### Direction
Output every line below without omitting or altering anything.

### Entries
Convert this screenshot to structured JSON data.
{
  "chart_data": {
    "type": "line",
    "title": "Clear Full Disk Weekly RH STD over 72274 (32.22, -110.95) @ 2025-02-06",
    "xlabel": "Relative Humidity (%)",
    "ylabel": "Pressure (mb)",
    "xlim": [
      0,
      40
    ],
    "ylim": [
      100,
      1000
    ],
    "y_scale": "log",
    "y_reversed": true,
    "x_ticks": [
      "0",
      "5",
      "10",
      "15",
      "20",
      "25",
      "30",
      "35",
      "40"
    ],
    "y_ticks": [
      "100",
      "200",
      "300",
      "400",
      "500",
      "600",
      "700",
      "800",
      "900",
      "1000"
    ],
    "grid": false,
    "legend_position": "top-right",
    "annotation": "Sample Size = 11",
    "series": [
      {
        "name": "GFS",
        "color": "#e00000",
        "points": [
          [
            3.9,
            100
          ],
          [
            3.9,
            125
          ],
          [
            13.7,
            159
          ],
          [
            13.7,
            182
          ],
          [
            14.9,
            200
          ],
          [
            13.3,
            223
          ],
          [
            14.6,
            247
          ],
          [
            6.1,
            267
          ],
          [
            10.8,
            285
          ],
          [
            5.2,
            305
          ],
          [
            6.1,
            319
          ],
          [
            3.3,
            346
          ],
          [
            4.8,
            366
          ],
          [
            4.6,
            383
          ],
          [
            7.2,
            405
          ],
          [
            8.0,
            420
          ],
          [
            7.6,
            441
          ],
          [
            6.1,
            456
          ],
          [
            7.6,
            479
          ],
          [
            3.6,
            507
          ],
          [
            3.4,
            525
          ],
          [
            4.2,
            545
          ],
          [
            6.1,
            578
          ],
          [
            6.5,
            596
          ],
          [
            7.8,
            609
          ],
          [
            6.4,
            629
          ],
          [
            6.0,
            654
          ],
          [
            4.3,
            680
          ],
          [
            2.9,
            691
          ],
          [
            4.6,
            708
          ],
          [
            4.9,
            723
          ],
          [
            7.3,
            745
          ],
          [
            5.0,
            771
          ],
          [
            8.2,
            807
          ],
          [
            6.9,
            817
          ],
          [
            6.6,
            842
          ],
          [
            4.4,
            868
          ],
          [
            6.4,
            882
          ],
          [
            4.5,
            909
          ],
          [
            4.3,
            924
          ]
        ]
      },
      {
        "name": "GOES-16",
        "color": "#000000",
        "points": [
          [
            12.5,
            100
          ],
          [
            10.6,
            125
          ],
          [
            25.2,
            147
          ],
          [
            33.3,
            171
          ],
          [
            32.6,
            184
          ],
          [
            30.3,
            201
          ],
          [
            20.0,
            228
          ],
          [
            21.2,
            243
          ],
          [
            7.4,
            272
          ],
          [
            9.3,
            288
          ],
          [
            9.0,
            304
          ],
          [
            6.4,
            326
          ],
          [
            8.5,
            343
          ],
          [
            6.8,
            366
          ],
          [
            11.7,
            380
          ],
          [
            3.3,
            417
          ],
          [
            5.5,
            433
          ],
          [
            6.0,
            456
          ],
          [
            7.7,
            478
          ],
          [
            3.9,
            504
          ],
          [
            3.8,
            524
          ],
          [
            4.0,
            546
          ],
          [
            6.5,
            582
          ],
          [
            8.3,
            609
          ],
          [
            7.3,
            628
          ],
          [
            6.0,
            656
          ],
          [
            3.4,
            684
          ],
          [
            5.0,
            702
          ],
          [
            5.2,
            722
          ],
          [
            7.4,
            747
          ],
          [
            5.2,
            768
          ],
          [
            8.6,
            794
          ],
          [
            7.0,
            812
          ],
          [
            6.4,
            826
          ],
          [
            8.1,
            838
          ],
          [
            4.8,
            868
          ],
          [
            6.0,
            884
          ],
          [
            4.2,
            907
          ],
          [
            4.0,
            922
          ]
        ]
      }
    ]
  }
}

### Exercise solution
Convert this screenshot to structured JSON data.
{
  "chart_data": {
    "type": "line",
    "title": "Clear Full Disk Weekly RH STD over 72274 (32.22, -110.95) @ 2025-02-06",
    "xlabel": "Relative Humidity (%)",
    "ylabel": "Pressure (mb)",
    "xlim": [
      0,
      40
    ],
    "ylim": [
      100,
      1000
    ],
    "y_scale": "log",
    "y_reversed": true,
    "x_ticks": [
      "0",
      "5",
      "10",
      "15",
      "20",
      "25",
      "30",
      "35",
      "40"
    ],
    "y_ticks": [
      "100",
      "200",
      "300",
      "400",
      "500",
      "600",
      "700",
      "800",
      "900",
      "1000"
    ],
    "grid": false,
    "legend_position": "top-right",
    "annotation": "Sample Size = 11",
    "series": [
      {
        "name": "GFS",
        "color": "#e00000",
        "points": [
          [
            3.9,
            100
          ],
          [
            3.9,
            125
          ],
          [
            13.7,
            159
          ],
          [
            13.7,
            182
          ],
          [
            14.9,
            200
          ],
          [
            13.3,
            223
          ],
          [
            14.6,
            247
          ],
          [
            6.1,
            267
          ],
          [
            10.8,
            285
          ],
          [
            5.2,
            305
          ],
          [
            6.1,
            319
          ],
          [
            3.3,
            346
          ],
          [
            4.8,
            366
          ],
          [
            4.6,
            383
          ],
          [
            7.2,
            405
          ],
          [
            8.0,
            420
          ],
          [
            7.6,
            441
          ],
          [
            6.1,
            456
          ],
          [
            7.6,
            479
          ],
          [
            3.6,
            507
          ],
          [
            3.4,
            525
          ],
          [
            4.2,
            545
          ],
          [
            6.1,
            578
          ],
          [
            6.5,
            596
          ],
          [
            7.8,
            609
          ],
          [
            6.4,
            629
          ],
          [
            6.0,
            654
          ],
          [
            4.3,
            680
          ],
          [
            2.9,
            691
          ],
          [
            4.6,
            708
          ],
          [
            4.9,
            723
          ],
          [
            7.3,
            745
          ],
          [
            5.0,
            771
          ],
          [
            8.2,
            807
          ],
          [
            6.9,
            817
          ],
          [
            6.6,
            842
          ],
          [
            4.4,
            868
          ],
          [
            6.4,
            882
          ],
          [
            4.5,
            909
          ],
          [
            4.3,
            924
          ]
        ]
      },
      {
        "name": "GOES-16",
        "color": "#000000",
        "points": [
          [
            12.5,
            100
          ],
          [
            10.6,
            125
          ],
          [
            25.2,
            147
          ],
          [
            33.3,
            171
          ],
          [
            32.6,
            184
          ],
          [
            30.3,
            201
          ],
          [
            20.0,
            228
          ],
          [
            21.2,
            243
          ],
          [
            7.4,
            272
          ],
          [
            9.3,
            288
          ],
          [
            9.0,
            304
          ],
          [
            6.4,
            326
          ],
          [
            8.5,
            343
          ],
          [
            6.8,
            366
          ],
          [
            11.7,
            380
          ],
          [
            3.3,
            417
          ],
          [
            5.5,
            433
          ],
          [
            6.0,
            456
          ],
          [
            7.7,
            478
          ],
          [
            3.9,
            504
          ],
          [
            3.8,
            524
          ],
          [
            4.0,
            546
          ],
          [
            6.5,
            582
          ],
          [
            8.3,
            609
          ],
          [
            7.3,
            628
          ],
          [
            6.0,
            656
          ],
          [
            3.4,
            684
          ],
          [
            5.0,
            702
          ],
          [
            5.2,
            722
          ],
          [
            7.4,
            747
          ],
          [
            5.2,
            768
          ],
          [
            8.6,
            794
          ],
          [
            7.0,
            812
          ],
          [
            6.4,
            826
          ],
          [
            8.1,
            838
          ],
          [
            4.8,
            868
          ],
          [
            6.0,
            884
          ],
          [
            4.2,
            907
          ],
          [
            4.0,
            922
          ]
        ]
      }
    ]
  }
}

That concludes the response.